• [Given exercise]: Restate every line of the material, word for word.

• [Dataset extract]:
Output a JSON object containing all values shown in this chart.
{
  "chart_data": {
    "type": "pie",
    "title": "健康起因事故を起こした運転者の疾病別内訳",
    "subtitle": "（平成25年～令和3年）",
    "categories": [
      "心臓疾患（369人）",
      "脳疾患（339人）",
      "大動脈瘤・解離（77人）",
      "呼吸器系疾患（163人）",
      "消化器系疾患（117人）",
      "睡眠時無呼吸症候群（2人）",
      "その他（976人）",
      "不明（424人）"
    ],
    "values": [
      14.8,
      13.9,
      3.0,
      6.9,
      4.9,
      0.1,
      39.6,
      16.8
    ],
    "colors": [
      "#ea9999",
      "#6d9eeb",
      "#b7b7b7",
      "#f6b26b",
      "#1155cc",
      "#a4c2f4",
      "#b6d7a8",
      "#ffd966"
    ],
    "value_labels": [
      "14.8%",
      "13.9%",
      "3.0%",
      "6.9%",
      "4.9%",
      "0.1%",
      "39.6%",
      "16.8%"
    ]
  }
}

• [The solution]:
Output a JSON object containing all values shown in this chart.
{
  "chart_data": {
    "type": "pie",
    "title": "健康起因事故を起こした運転者の疾病別内訳",
    "subtitle": "（平成25年～令和3年）",
    "categories": [
      "心臓疾患（369人）",
      "脳疾患（339人）",
      "大動脈瘤・解離（77人）",
      "呼吸器系疾患（163人）",
      "消化器系疾患（117人）",
      "睡眠時無呼吸症候群（2人）",
      "その他（976人）",
      "不明（424人）"
    ],
    "values": [
      14.8,
      13.9,
      3.0,
      6.9,
      4.9,
      0.1,
      39.6,
      16.8
    ],
    "colors": [
      "#ea9999",
      "#6d9eeb",
      "#b7b7b7",
      "#f6b26b",
      "#1155cc",
      "#a4c2f4",
      "#b6d7a8",
      "#ffd966"
    ],
    "value_labels": [
      "14.8%",
      "13.9%",
      "3.0%",
      "6.9%",
      "4.9%",
      "0.1%",
      "39.6%",
      "16.8%"
    ]
  }
}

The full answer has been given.